Japanese ukiyo-e art and modern ladies in traditional dress

Lee Jay Walker

Modern Tokyo Times

Ukiyo-e art in Japan focused on many themes during its “golden period” in the Edo period and carried on into the Meiji era. The world of Japan comes alive visually within many areas of ukiyo-e art because of the subjects covered. It matters not if this art applied to the rich cultural aspects of Japan or the floating world which was truly dramatic.

Sometimes in modern Tokyo and throughout Japan you will see ladies in traditional Japanese clothes during special occasions. When this happens it is often like “looking into a mirror of ukiyo-e” and seeing “a ghost from the past” but which is truly part of the modern world.

This in itself highlights the richness of ukiyo-e in the field of showing traditional ladies in their splendid best. It is also evidence that while Japan is ultra modern, the old world remains powerful even if within “mirages” of the original meaning. Either way, if based on tradition or “mirages,” it is still a noteworthy connection with the past.

=-=-=

■ Aim A: Can you reproduce the entries from the first line up to and including the line containing "chart-svg: Monthly Gulf", updating "Thousand Barrels" to "Barrels (thousands)" and leaving everything else unchanged?

■ Input material:
=-=-=

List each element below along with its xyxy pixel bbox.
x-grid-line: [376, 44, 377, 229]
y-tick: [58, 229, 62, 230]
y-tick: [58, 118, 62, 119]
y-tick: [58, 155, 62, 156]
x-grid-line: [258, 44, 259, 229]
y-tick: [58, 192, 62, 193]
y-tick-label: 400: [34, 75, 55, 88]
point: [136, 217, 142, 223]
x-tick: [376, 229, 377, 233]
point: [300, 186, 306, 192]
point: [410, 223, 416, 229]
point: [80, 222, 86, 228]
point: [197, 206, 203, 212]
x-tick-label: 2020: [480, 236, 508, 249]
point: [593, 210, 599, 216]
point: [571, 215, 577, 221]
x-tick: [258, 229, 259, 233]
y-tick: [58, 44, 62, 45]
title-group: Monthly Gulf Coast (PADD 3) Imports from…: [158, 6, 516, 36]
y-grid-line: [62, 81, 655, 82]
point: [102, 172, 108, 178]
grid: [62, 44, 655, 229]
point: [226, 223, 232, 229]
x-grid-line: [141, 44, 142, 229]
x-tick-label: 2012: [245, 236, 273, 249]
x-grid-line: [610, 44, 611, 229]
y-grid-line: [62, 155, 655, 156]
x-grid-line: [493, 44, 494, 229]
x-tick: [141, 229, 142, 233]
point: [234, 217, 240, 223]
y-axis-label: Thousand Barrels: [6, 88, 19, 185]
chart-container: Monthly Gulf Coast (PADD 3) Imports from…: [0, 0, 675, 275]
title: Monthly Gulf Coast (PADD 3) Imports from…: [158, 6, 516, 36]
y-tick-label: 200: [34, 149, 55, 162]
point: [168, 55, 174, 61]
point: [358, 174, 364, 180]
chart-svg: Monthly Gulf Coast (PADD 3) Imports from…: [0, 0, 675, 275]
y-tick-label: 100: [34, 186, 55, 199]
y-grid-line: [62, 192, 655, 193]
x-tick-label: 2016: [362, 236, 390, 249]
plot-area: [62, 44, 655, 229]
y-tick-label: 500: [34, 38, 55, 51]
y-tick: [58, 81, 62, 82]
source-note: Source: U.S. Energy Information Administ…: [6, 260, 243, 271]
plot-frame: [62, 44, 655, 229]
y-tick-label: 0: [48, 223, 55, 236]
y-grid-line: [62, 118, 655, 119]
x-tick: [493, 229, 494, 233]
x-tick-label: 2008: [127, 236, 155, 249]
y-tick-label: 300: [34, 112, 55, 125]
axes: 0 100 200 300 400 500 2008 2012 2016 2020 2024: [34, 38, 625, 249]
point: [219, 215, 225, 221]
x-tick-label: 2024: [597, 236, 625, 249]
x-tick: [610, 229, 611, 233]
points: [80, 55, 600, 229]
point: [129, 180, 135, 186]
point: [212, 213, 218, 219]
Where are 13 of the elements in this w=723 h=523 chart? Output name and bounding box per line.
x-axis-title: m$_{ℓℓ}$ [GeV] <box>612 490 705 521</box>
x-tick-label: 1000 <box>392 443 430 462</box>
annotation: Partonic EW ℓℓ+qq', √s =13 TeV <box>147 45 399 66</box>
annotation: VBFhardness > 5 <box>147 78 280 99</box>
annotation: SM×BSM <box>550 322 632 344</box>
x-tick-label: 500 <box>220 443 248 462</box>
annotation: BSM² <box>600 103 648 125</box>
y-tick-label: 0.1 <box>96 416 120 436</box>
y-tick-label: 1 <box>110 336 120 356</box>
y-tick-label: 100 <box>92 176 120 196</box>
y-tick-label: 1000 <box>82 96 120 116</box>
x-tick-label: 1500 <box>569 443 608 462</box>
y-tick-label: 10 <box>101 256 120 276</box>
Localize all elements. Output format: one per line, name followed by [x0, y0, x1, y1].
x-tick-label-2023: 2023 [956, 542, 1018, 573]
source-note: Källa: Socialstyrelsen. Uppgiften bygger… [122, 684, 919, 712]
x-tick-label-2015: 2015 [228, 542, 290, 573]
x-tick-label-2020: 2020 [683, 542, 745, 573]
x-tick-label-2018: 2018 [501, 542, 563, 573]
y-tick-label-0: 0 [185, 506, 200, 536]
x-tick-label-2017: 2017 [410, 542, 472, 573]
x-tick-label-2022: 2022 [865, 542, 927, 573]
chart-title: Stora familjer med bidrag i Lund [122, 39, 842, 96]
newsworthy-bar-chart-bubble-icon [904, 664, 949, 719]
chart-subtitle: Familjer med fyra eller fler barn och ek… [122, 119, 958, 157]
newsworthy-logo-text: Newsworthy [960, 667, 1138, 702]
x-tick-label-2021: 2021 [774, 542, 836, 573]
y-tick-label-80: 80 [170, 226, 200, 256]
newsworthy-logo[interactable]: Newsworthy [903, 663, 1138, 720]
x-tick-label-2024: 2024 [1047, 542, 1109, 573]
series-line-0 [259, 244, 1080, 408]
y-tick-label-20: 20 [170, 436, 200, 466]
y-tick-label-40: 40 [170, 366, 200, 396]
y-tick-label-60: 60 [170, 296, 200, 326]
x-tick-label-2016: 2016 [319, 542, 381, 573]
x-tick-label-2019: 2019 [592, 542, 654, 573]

=-=-=

■ Aim B: Could you write out the ukiyo-e article word for word, from "Ukiyo-e art in" up to and including "was truly dramatic."?

■ Full response A:
List each element below along with its xyxy pixel bbox.
x-grid-line: [376, 44, 377, 229]
y-tick: [58, 229, 62, 230]
y-tick: [58, 118, 62, 119]
y-tick: [58, 155, 62, 156]
x-grid-line: [258, 44, 259, 229]
y-tick: [58, 192, 62, 193]
y-tick-label: 400: [34, 75, 55, 88]
point: [136, 217, 142, 223]
x-tick: [376, 229, 377, 233]
point: [300, 186, 306, 192]
point: [410, 223, 416, 229]
point: [80, 222, 86, 228]
point: [197, 206, 203, 212]
x-tick-label: 2020: [480, 236, 508, 249]
point: [593, 210, 599, 216]
point: [571, 215, 577, 221]
x-tick: [258, 229, 259, 233]
y-tick: [58, 44, 62, 45]
title-group: Monthly Gulf Coast (PADD 3) Imports from…: [158, 6, 516, 36]
y-grid-line: [62, 81, 655, 82]
point: [102, 172, 108, 178]
grid: [62, 44, 655, 229]
point: [226, 223, 232, 229]
x-grid-line: [141, 44, 142, 229]
x-tick-label: 2012: [245, 236, 273, 249]
x-grid-line: [610, 44, 611, 229]
y-grid-line: [62, 155, 655, 156]
x-grid-line: [493, 44, 494, 229]
x-tick: [141, 229, 142, 233]
point: [234, 217, 240, 223]
y-axis-label: Barrels (thousands): [6, 88, 19, 185]
chart-container: Monthly Gulf Coast (PADD 3) Imports from…: [0, 0, 675, 275]
title: Monthly Gulf Coast (PADD 3) Imports from…: [158, 6, 516, 36]
y-tick-label: 200: [34, 149, 55, 162]
point: [168, 55, 174, 61]
point: [358, 174, 364, 180]
chart-svg: Monthly Gulf Coast (PADD 3) Imports from…: [0, 0, 675, 275]

■ Full response B:
Ukiyo-e art in Japan focused on many themes during its “golden period” in the Edo period and carried on into the Meiji era. The world of Japan comes alive visually within many areas of ukiyo-e art because of the subjects covered. It matters not if this art applied to the rich cultural aspects of Japan or the floating world which was truly dramatic.